◆ To do ◆
Would you quote the material below in full and unchanged?

## START

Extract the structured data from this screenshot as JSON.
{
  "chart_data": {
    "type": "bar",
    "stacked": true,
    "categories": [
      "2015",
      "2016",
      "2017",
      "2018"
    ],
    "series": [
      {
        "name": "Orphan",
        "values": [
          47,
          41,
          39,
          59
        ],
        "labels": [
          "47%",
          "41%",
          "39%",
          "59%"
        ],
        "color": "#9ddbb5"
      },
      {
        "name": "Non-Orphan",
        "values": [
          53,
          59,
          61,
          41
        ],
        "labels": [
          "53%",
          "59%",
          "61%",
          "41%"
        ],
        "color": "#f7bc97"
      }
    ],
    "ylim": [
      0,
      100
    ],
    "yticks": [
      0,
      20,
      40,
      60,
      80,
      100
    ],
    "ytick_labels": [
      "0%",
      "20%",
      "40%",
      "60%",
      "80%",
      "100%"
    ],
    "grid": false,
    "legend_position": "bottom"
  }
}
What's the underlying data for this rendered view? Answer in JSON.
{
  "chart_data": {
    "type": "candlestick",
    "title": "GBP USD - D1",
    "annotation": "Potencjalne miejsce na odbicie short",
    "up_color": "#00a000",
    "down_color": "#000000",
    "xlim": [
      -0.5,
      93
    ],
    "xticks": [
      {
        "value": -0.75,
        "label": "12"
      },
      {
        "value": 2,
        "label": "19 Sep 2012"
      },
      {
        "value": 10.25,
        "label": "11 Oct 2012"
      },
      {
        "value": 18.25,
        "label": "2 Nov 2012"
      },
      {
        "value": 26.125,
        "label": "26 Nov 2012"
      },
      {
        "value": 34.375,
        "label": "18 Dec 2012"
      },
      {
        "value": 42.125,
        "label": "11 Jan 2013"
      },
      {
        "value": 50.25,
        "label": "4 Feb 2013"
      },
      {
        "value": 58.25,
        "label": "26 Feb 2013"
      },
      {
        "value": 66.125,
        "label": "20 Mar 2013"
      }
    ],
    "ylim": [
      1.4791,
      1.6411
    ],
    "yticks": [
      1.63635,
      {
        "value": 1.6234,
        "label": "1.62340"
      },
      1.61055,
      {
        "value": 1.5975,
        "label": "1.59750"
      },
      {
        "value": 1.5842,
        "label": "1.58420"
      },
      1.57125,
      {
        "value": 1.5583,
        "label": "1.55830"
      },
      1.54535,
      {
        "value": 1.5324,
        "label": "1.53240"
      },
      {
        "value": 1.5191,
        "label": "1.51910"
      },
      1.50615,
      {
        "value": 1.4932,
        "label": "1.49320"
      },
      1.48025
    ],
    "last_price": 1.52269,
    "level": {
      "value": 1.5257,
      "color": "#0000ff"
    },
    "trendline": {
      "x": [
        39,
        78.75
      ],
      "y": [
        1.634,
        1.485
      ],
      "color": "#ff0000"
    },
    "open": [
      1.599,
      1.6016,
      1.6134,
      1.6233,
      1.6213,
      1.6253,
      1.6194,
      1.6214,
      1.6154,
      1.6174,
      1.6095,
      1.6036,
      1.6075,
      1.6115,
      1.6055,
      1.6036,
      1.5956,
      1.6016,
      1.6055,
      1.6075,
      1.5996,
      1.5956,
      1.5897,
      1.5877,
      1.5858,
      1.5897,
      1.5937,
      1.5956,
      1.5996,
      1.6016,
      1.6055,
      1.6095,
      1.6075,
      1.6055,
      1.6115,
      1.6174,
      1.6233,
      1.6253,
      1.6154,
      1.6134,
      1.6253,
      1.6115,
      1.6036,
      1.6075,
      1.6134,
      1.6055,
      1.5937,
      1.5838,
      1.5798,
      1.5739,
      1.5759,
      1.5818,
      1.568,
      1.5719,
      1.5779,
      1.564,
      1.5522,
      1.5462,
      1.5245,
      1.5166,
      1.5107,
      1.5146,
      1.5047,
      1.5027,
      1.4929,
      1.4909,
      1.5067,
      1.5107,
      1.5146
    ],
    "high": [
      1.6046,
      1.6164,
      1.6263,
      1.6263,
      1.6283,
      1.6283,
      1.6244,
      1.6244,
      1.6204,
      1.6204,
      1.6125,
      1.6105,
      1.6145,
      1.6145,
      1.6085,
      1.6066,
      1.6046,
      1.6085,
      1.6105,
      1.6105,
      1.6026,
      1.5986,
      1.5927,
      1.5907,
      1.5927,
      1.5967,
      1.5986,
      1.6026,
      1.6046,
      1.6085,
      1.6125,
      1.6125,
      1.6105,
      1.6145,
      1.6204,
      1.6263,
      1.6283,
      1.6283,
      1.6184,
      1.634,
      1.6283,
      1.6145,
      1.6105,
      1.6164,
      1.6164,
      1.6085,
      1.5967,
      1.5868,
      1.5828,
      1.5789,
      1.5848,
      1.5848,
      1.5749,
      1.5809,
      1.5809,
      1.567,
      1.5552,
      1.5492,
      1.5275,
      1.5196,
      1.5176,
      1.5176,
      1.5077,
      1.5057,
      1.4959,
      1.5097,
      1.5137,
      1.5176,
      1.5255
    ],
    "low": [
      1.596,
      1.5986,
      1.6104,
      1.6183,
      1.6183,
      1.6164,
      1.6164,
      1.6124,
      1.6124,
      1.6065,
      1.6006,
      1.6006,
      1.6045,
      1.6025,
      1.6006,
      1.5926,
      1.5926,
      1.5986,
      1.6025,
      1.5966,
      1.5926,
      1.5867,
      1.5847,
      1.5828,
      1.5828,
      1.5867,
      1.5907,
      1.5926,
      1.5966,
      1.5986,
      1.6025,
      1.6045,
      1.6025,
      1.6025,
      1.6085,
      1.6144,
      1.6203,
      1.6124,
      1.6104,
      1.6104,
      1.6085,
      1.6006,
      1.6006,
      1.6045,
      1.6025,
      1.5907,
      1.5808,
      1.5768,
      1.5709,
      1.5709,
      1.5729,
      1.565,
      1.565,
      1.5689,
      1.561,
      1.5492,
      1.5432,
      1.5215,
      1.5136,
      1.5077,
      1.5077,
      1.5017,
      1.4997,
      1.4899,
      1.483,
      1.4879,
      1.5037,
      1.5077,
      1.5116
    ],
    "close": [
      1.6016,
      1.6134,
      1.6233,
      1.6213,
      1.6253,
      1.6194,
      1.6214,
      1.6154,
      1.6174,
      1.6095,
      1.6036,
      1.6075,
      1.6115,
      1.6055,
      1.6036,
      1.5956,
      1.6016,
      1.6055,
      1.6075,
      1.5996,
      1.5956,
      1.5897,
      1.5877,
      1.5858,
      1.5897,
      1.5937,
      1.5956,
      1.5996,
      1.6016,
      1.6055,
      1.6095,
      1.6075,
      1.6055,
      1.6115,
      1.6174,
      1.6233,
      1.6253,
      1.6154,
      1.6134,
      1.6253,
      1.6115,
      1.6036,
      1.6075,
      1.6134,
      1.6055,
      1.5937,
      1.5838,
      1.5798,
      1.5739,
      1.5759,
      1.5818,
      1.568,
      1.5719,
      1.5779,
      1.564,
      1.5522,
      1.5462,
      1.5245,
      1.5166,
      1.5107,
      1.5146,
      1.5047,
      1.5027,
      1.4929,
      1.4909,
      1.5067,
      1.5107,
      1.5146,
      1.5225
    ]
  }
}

## END

◆ Solution to this exercise ◆
Extract the structured data from this screenshot as JSON.
{
  "chart_data": {
    "type": "bar",
    "stacked": true,
    "categories": [
      "2015",
      "2016",
      "2017",
      "2018"
    ],
    "series": [
      {
        "name": "Orphan",
        "values": [
          47,
          41,
          39,
          59
        ],
        "labels": [
          "47%",
          "41%",
          "39%",
          "59%"
        ],
        "color": "#9ddbb5"
      },
      {
        "name": "Non-Orphan",
        "values": [
          53,
          59,
          61,
          41
        ],
        "labels": [
          "53%",
          "59%",
          "61%",
          "41%"
        ],
        "color": "#f7bc97"
      }
    ],
    "ylim": [
      0,
      100
    ],
    "yticks": [
      0,
      20,
      40,
      60,
      80,
      100
    ],
    "ytick_labels": [
      "0%",
      "20%",
      "40%",
      "60%",
      "80%",
      "100%"
    ],
    "grid": false,
    "legend_position": "bottom"
  }
}
What's the underlying data for this rendered view? Answer in JSON.
{
  "chart_data": {
    "type": "candlestick",
    "title": "GBP USD - D1",
    "annotation": "Potencjalne miejsce na odbicie short",
    "up_color": "#00a000",
    "down_color": "#000000",
    "xlim": [
      -0.5,
      93
    ],
    "xticks": [
      {
        "value": -0.75,
        "label": "12"
      },
      {
        "value": 2,
        "label": "19 Sep 2012"
      },
      {
        "value": 10.25,
        "label": "11 Oct 2012"
      },
      {
        "value": 18.25,
        "label": "2 Nov 2012"
      },
      {
        "value": 26.125,
        "label": "26 Nov 2012"
      },
      {
        "value": 34.375,
        "label": "18 Dec 2012"
      },
      {
        "value": 42.125,
        "label": "11 Jan 2013"
      },
      {
        "value": 50.25,
        "label": "4 Feb 2013"
      },
      {
        "value": 58.25,
        "label": "26 Feb 2013"
      },
      {
        "value": 66.125,
        "label": "20 Mar 2013"
      }
    ],
    "ylim": [
      1.4791,
      1.6411
    ],
    "yticks": [
      1.63635,
      {
        "value": 1.6234,
        "label": "1.62340"
      },
      1.61055,
      {
        "value": 1.5975,
        "label": "1.59750"
      },
      {
        "value": 1.5842,
        "label": "1.58420"
      },
      1.57125,
      {
        "value": 1.5583,
        "label": "1.55830"
      },
      1.54535,
      {
        "value": 1.5324,
        "label": "1.53240"
      },
      {
        "value": 1.5191,
        "label": "1.51910"
      },
      1.50615,
      {
        "value": 1.4932,
        "label": "1.49320"
      },
      1.48025
    ],
    "last_price": 1.52269,
    "level": {
      "value": 1.5257,
      "color": "#0000ff"
    },
    "trendline": {
      "x": [
        39,
        78.75
      ],
      "y": [
        1.634,
        1.485
      ],
      "color": "#ff0000"
    },
    "open": [
      1.599,
      1.6016,
      1.6134,
      1.6233,
      1.6213,
      1.6253,
      1.6194,
      1.6214,
      1.6154,
      1.6174,
      1.6095,
      1.6036,
      1.6075,
      1.6115,
      1.6055,
      1.6036,
      1.5956,
      1.6016,
      1.6055,
      1.6075,
      1.5996,
      1.5956,
      1.5897,
      1.5877,
      1.5858,
      1.5897,
      1.5937,
      1.5956,
      1.5996,
      1.6016,
      1.6055,
      1.6095,
      1.6075,
      1.6055,
      1.6115,
      1.6174,
      1.6233,
      1.6253,
      1.6154,
      1.6134,
      1.6253,
      1.6115,
      1.6036,
      1.6075,
      1.6134,
      1.6055,
      1.5937,
      1.5838,
      1.5798,
      1.5739,
      1.5759,
      1.5818,
      1.568,
      1.5719,
      1.5779,
      1.564,
      1.5522,
      1.5462,
      1.5245,
      1.5166,
      1.5107,
      1.5146,
      1.5047,
      1.5027,
      1.4929,
      1.4909,
      1.5067,
      1.5107,
      1.5146
    ],
    "high": [
      1.6046,
      1.6164,
      1.6263,
      1.6263,
      1.6283,
      1.6283,
      1.6244,
      1.6244,
      1.6204,
      1.6204,
      1.6125,
      1.6105,
      1.6145,
      1.6145,
      1.6085,
      1.6066,
      1.6046,
      1.6085,
      1.6105,
      1.6105,
      1.6026,
      1.5986,
      1.5927,
      1.5907,
      1.5927,
      1.5967,
      1.5986,
      1.6026,
      1.6046,
      1.6085,
      1.6125,
      1.6125,
      1.6105,
      1.6145,
      1.6204,
      1.6263,
      1.6283,
      1.6283,
      1.6184,
      1.634,
      1.6283,
      1.6145,
      1.6105,
      1.6164,
      1.6164,
      1.6085,
      1.5967,
      1.5868,
      1.5828,
      1.5789,
      1.5848,
      1.5848,
      1.5749,
      1.5809,
      1.5809,
      1.567,
      1.5552,
      1.5492,
      1.5275,
      1.5196,
      1.5176,
      1.5176,
      1.5077,
      1.5057,
      1.4959,
      1.5097,
      1.5137,
      1.5176,
      1.5255
    ],
    "low": [
      1.596,
      1.5986,
      1.6104,
      1.6183,
      1.6183,
      1.6164,
      1.6164,
      1.6124,
      1.6124,
      1.6065,
      1.6006,
      1.6006,
      1.6045,
      1.6025,
      1.6006,
      1.5926,
      1.5926,
      1.5986,
      1.6025,
      1.5966,
      1.5926,
      1.5867,
      1.5847,
      1.5828,
      1.5828,
      1.5867,
      1.5907,
      1.5926,
      1.5966,
      1.5986,
      1.6025,
      1.6045,
      1.6025,
      1.6025,
      1.6085,
      1.6144,
      1.6203,
      1.6124,
      1.6104,
      1.6104,
      1.6085,
      1.6006,
      1.6006,
      1.6045,
      1.6025,
      1.5907,
      1.5808,
      1.5768,
      1.5709,
      1.5709,
      1.5729,
      1.565,
      1.565,
      1.5689,
      1.561,
      1.5492,
      1.5432,
      1.5215,
      1.5136,
      1.5077,
      1.5077,
      1.5017,
      1.4997,
      1.4899,
      1.483,
      1.4879,
      1.5037,
      1.5077,
      1.5116
    ],
    "close": [
      1.6016,
      1.6134,
      1.6233,
      1.6213,
      1.6253,
      1.6194,
      1.6214,
      1.6154,
      1.6174,
      1.6095,
      1.6036,
      1.6075,
      1.6115,
      1.6055,
      1.6036,
      1.5956,
      1.6016,
      1.6055,
      1.6075,
      1.5996,
      1.5956,
      1.5897,
      1.5877,
      1.5858,
      1.5897,
      1.5937,
      1.5956,
      1.5996,
      1.6016,
      1.6055,
      1.6095,
      1.6075,
      1.6055,
      1.6115,
      1.6174,
      1.6233,
      1.6253,
      1.6154,
      1.6134,
      1.6253,
      1.6115,
      1.6036,
      1.6075,
      1.6134,
      1.6055,
      1.5937,
      1.5838,
      1.5798,
      1.5739,
      1.5759,
      1.5818,
      1.568,
      1.5719,
      1.5779,
      1.564,
      1.5522,
      1.5462,
      1.5245,
      1.5166,
      1.5107,
      1.5146,
      1.5047,
      1.5027,
      1.4929,
      1.4909,
      1.5067,
      1.5107,
      1.5146,
      1.5225
    ]
  }
}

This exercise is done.